§ **WHAT YOU HAVE TO DO**: Your task is to repeat the entries underneath exactly, minus the pictures.

§ **RECORDS FOR PROCESSING**:

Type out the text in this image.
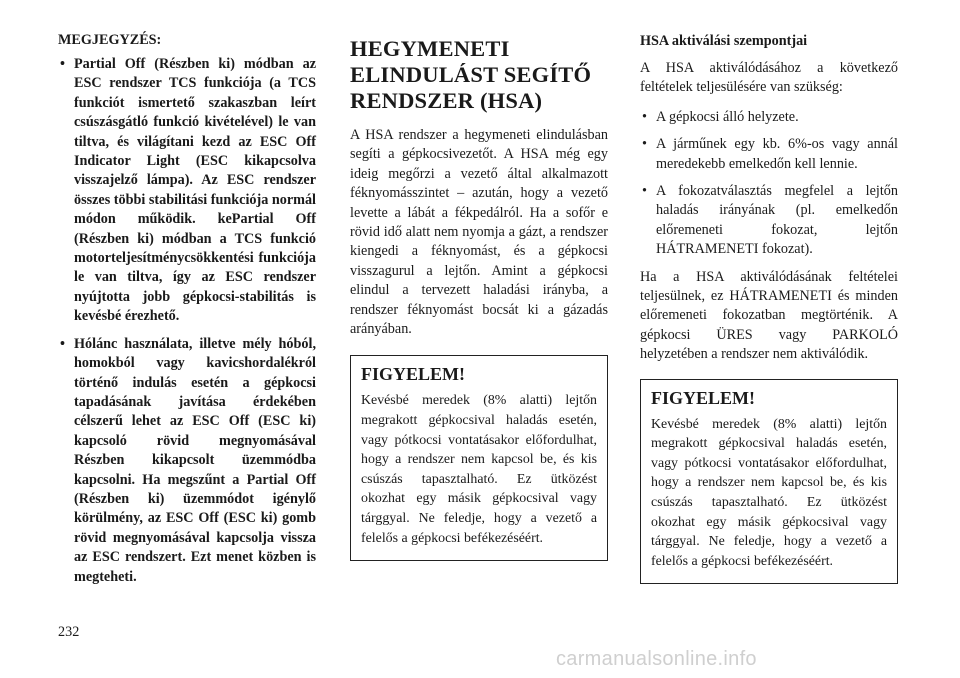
MEGJEGYZÉS:
• Partial Off (Részben ki) módban az ESC rendszer TCS funkciója (a TCS funkciót ismertető szakaszban leírt csúszásgátló funkció kivételével) le van tiltva, és világítani kezd az ESC Off Indicator Light (ESC kikapcsolva visszajelző lámpa). Az ESC rendszer összes többi stabilitási funkciója normál módon működik. kePartial Off (Részben ki) módban a TCS funkció motorteljesítménycsökkentési funkciója le van tiltva, így az ESC rendszer nyújtotta jobb gépkocsi-stabilitás is kevésbé érezhető.
• Hólánc használata, illetve mély hóból, homokból vagy kavicshordalékról történő indulás esetén a gépkocsi tapadásának javítása érdekében célszerű lehet az ESC Off (ESC ki) kapcsoló rövid megnyomásával Részben kikapcsolt üzemmódba kapcsolni. Ha megszűnt a Partial Off (Részben ki) üzemmódot igénylő körülmény, az ESC Off (ESC ki) gomb rövid megnyomásával kapcsolja vissza az ESC rendszert. Ezt menet közben is megteheti.
HEGYMENETI ELINDULÁST SEGÍTŐ RENDSZER (HSA)

A HSA rendszer a hegymeneti elindulásban segíti a gépkocsivezetőt. A HSA még egy ideig megőrzi a vezető által alkalmazott féknyomásszintet – azután, hogy a vezető levette a lábát a fékpedálról. Ha a sofőr e rövid idő alatt nem nyomja a gázt, a rendszer kiengedi a féknyomást, és a gépkocsi visszagurul a lejtőn. Amint a gépkocsi elindul a tervezett haladási irányba, a rendszer féknyomást bocsát ki a gázadás arányában.

FIGYELEM!

Kevésbé meredek (8% alatti) lejtőn megrakott gépkocsival haladás esetén, vagy pótkocsi vontatásakor előfordulhat, hogy a rendszer nem kapcsol be, és kis csúszás tapasztalható. Ez ütközést okozhat egy másik gépkocsival vagy tárggyal. Ne feledje, hogy a vezető a felelős a gépkocsi befékezéséért.

HSA aktiválási szempontjai

A HSA aktiválódásához a következő feltételek teljesülésére van szükség:

• A gépkocsi álló helyzete.
• A járműnek egy kb. 6%-os vagy annál meredekebb emelkedőn kell lennie.
• A fokozatválasztás megfelel a lejtőn haladás irányának (pl. emelkedőn előremeneti fokozat, lejtőn HÁTRAMENETI fokozat).

Ha a HSA aktiválódásának feltételei teljesülnek, ez HÁTRAMENETI és minden előremeneti fokozatban megtörténik. A gépkocsi ÜRES vagy PARKOLÓ helyzetében a rendszer nem aktiválódik.

FIGYELEM!

Kevésbé meredek (8% alatti) lejtőn megrakott gépkocsival haladás esetén, vagy pótkocsi vontatásakor előfordulhat, hogy a rendszer nem kapcsol be, és kis csúszás tapasztalható. Ez ütközést okozhat egy másik gépkocsival vagy tárggyal. Ne feledje, hogy a vezető a felelős a gépkocsi befékezéséért.

232
carmanualsonline.info
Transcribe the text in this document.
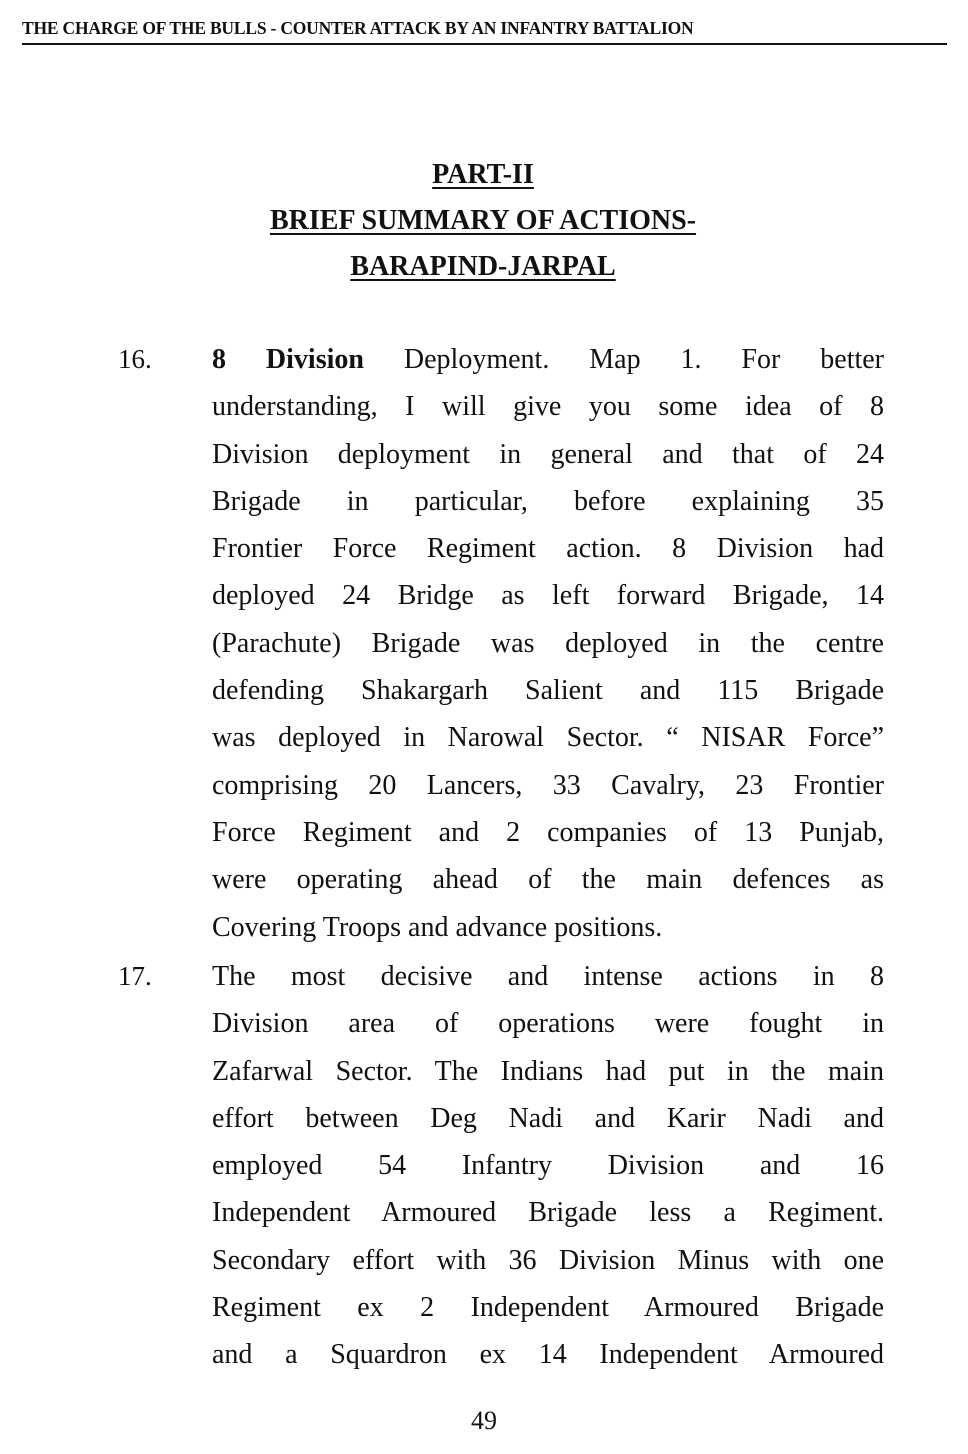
THE CHARGE OF THE BULLS - COUNTER ATTACK BY AN INFANTRY BATTALION
PART-II
BRIEF SUMMARY OF ACTIONS-
BARAPIND-JARPAL
16. 8 Division Deployment. Map 1. For better
understanding, I will give you some idea of 8
Division deployment in general and that of 24
Brigade in particular, before explaining 35
Frontier Force Regiment action. 8 Division had
deployed 24 Bridge as left forward Brigade, 14
(Parachute) Brigade was deployed in the centre
defending Shakargarh Salient and 115 Brigade
was deployed in Narowal Sector. “ NISAR Force”
comprising 20 Lancers, 33 Cavalry, 23 Frontier
Force Regiment and 2 companies of 13 Punjab,
were operating ahead of the main defences as
Covering Troops and advance positions.
17. The most decisive and intense actions in 8
Division area of operations were fought in
Zafarwal Sector. The Indians had put in the main
effort between Deg Nadi and Karir Nadi and
employed 54 Infantry Division and 16
Independent Armoured Brigade less a Regiment.
Secondary effort with 36 Division Minus with one
Regiment ex 2 Independent Armoured Brigade
and a Squardron ex 14 Independent Armoured
49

§ **REPLY TO THE TASK**:
Type out the text in this image.
MEGJEGYZÉS:
• Partial Off (Részben ki) módban az ESC rendszer TCS funkciója (a TCS funkciót ismertető szakaszban leírt csúszásgátló funkció kivételével) le van tiltva, és világítani kezd az ESC Off Indicator Light (ESC kikapcsolva visszajelző lámpa). Az ESC rendszer összes többi stabilitási funkciója normál módon működik. kePartial Off (Részben ki) módban a TCS funkció motorteljesítménycsökkentési funkciója le van tiltva, így az ESC rendszer nyújtotta jobb gépkocsi-stabilitás is kevésbé érezhető.
• Hólánc használata, illetve mély hóból, homokból vagy kavicshordalékról történő indulás esetén a gépkocsi tapadásának javítása érdekében célszerű lehet az ESC Off (ESC ki) kapcsoló rövid megnyomásával Részben kikapcsolt üzemmódba kapcsolni. Ha megszűnt a Partial Off (Részben ki) üzemmódot igénylő körülmény, az ESC Off (ESC ki) gomb rövid megnyomásával kapcsolja vissza az ESC rendszert. Ezt menet közben is megteheti.
HEGYMENETI ELINDULÁST SEGÍTŐ RENDSZER (HSA)

A HSA rendszer a hegymeneti elindulásban segíti a gépkocsivezetőt. A HSA még egy ideig megőrzi a vezető által alkalmazott féknyomásszintet – azután, hogy a vezető levette a lábát a fékpedálról. Ha a sofőr e rövid idő alatt nem nyomja a gázt, a rendszer kiengedi a féknyomást, és a gépkocsi visszagurul a lejtőn. Amint a gépkocsi elindul a tervezett haladási irányba, a rendszer féknyomást bocsát ki a gázadás arányában.

FIGYELEM!

Kevésbé meredek (8% alatti) lejtőn megrakott gépkocsival haladás esetén, vagy pótkocsi vontatásakor előfordulhat, hogy a rendszer nem kapcsol be, és kis csúszás tapasztalható. Ez ütközést okozhat egy másik gépkocsival vagy tárggyal. Ne feledje, hogy a vezető a felelős a gépkocsi befékezéséért.

HSA aktiválási szempontjai

A HSA aktiválódásához a következő feltételek teljesülésére van szükség:

• A gépkocsi álló helyzete.
• A járműnek egy kb. 6%-os vagy annál meredekebb emelkedőn kell lennie.
• A fokozatválasztás megfelel a lejtőn haladás irányának (pl. emelkedőn előremeneti fokozat, lejtőn HÁTRAMENETI fokozat).

Ha a HSA aktiválódásának feltételei teljesülnek, ez HÁTRAMENETI és minden előremeneti fokozatban megtörténik. A gépkocsi ÜRES vagy PARKOLÓ helyzetében a rendszer nem aktiválódik.

FIGYELEM!

Kevésbé meredek (8% alatti) lejtőn megrakott gépkocsival haladás esetén, vagy pótkocsi vontatásakor előfordulhat, hogy a rendszer nem kapcsol be, és kis csúszás tapasztalható. Ez ütközést okozhat egy másik gépkocsival vagy tárggyal. Ne feledje, hogy a vezető a felelős a gépkocsi befékezéséért.

232
carmanualsonline.info
Transcribe the text in this document.
THE CHARGE OF THE BULLS - COUNTER ATTACK BY AN INFANTRY BATTALION
PART-II
BRIEF SUMMARY OF ACTIONS-
BARAPIND-JARPAL
16. 8 Division Deployment. Map 1. For better
understanding, I will give you some idea of 8
Division deployment in general and that of 24
Brigade in particular, before explaining 35
Frontier Force Regiment action. 8 Division had
deployed 24 Bridge as left forward Brigade, 14
(Parachute) Brigade was deployed in the centre
defending Shakargarh Salient and 115 Brigade
was deployed in Narowal Sector. “ NISAR Force”
comprising 20 Lancers, 33 Cavalry, 23 Frontier
Force Regiment and 2 companies of 13 Punjab,
were operating ahead of the main defences as
Covering Troops and advance positions.
17. The most decisive and intense actions in 8
Division area of operations were fought in
Zafarwal Sector. The Indians had put in the main
effort between Deg Nadi and Karir Nadi and
employed 54 Infantry Division and 16
Independent Armoured Brigade less a Regiment.
Secondary effort with 36 Division Minus with one
Regiment ex 2 Independent Armoured Brigade
and a Squardron ex 14 Independent Armoured
49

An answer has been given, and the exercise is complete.